» What is needed: Rewrite the lines from the start through the line that has "share-icon[interactable] <box>1198 47", putting "scroll-handle" in place of "scrollbar-thumb" and changing nothing else.

# Dataset entries start

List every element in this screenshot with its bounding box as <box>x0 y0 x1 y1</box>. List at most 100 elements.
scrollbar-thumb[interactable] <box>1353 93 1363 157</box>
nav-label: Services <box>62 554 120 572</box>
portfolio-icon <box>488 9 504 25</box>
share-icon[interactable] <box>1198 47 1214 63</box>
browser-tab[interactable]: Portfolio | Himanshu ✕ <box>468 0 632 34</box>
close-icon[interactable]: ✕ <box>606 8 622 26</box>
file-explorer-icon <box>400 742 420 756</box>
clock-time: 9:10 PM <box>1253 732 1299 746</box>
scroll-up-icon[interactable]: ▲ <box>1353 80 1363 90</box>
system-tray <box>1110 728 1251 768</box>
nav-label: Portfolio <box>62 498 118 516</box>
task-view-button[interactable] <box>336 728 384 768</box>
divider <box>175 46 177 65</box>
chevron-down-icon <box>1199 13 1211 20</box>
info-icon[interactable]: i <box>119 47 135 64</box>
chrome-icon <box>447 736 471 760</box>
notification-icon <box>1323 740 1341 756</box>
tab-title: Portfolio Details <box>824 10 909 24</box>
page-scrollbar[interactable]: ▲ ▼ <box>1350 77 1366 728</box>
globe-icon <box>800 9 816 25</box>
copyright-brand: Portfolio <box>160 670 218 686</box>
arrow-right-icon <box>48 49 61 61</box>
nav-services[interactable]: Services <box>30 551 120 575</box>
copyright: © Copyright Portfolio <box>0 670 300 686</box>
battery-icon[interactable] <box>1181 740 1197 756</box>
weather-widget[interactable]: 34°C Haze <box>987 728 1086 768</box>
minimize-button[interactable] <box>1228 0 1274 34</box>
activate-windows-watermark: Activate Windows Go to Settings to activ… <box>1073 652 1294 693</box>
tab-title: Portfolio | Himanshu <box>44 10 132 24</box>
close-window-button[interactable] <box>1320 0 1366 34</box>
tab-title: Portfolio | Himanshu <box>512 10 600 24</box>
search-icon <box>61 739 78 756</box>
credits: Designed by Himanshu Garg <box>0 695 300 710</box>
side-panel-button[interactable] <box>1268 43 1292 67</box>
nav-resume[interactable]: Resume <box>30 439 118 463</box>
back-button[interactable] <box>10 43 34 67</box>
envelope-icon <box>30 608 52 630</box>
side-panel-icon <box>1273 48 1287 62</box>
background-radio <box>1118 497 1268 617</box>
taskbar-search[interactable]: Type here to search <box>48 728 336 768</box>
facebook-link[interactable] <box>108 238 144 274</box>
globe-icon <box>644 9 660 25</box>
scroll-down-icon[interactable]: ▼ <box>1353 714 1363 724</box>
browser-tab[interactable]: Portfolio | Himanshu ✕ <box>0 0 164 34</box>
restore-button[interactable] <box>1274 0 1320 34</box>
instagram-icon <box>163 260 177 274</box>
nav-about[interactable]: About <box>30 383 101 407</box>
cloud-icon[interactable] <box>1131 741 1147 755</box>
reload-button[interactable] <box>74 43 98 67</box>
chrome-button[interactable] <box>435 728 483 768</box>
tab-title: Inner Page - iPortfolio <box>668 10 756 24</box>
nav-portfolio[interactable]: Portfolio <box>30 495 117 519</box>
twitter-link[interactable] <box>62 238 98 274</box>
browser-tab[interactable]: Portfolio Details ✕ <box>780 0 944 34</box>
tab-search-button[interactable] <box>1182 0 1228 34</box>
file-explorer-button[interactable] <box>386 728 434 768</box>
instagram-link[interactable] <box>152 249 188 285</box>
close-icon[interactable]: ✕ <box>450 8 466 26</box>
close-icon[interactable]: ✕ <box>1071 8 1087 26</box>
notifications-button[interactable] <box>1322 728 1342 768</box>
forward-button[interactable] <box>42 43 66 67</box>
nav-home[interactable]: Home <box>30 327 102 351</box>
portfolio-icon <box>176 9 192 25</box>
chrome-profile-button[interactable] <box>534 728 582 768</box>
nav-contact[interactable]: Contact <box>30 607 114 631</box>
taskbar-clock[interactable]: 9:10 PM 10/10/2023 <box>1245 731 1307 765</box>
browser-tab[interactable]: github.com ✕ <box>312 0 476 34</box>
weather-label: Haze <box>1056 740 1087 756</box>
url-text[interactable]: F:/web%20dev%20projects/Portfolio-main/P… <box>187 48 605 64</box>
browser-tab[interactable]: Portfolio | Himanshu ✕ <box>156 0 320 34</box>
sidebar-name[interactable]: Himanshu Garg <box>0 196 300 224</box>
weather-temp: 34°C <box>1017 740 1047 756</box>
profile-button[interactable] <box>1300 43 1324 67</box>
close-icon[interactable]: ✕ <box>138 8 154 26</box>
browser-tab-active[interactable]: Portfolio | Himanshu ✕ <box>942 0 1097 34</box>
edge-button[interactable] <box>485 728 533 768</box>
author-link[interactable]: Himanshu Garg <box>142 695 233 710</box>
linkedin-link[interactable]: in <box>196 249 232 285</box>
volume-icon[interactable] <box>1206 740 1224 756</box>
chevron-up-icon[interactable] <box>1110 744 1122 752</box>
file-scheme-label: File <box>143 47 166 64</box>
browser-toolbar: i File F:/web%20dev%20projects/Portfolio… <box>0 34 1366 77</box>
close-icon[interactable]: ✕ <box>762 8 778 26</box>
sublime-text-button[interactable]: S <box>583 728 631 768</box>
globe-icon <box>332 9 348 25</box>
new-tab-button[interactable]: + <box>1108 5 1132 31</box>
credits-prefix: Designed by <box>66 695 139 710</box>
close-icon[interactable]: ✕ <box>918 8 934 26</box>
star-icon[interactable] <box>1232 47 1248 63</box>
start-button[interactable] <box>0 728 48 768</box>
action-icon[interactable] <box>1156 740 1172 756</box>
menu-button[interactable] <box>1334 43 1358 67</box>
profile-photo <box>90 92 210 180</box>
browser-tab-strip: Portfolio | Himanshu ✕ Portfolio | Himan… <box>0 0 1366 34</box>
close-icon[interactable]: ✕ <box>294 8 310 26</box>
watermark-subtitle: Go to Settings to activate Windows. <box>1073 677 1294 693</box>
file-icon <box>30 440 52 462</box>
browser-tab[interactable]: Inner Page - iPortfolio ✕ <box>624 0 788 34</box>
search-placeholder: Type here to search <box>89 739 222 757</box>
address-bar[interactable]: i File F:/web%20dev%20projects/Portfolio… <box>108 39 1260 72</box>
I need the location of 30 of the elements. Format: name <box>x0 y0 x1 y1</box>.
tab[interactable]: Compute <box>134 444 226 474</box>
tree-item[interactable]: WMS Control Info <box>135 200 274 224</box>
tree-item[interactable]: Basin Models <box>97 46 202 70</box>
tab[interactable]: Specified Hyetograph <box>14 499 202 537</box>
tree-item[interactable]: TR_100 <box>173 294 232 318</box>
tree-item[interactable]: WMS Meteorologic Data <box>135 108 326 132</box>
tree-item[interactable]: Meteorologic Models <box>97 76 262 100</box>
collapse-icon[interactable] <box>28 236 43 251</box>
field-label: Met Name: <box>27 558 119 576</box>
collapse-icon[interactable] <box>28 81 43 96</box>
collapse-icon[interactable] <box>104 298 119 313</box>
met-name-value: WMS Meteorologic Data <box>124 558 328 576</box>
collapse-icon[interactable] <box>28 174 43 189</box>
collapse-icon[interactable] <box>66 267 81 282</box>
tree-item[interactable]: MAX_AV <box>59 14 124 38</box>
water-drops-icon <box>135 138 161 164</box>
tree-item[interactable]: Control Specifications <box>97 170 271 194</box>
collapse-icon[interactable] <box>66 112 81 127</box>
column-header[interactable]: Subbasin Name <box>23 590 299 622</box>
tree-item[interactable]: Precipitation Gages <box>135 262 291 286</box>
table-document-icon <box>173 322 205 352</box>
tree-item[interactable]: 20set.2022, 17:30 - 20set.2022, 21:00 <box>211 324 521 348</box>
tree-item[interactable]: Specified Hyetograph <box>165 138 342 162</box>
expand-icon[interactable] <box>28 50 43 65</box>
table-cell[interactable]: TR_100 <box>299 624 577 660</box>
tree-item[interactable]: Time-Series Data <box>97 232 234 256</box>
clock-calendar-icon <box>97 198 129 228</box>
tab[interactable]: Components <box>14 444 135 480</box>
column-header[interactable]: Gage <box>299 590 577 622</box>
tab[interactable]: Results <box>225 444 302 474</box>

# Dataset entries end

» Worked answer:
List every element in this screenshot with its bounding box as <box>x0 y0 x1 y1</box>. List at most 100 elements.
scroll-handle[interactable] <box>1353 93 1363 157</box>
nav-label: Services <box>62 554 120 572</box>
portfolio-icon <box>488 9 504 25</box>
share-icon[interactable] <box>1198 47 1214 63</box>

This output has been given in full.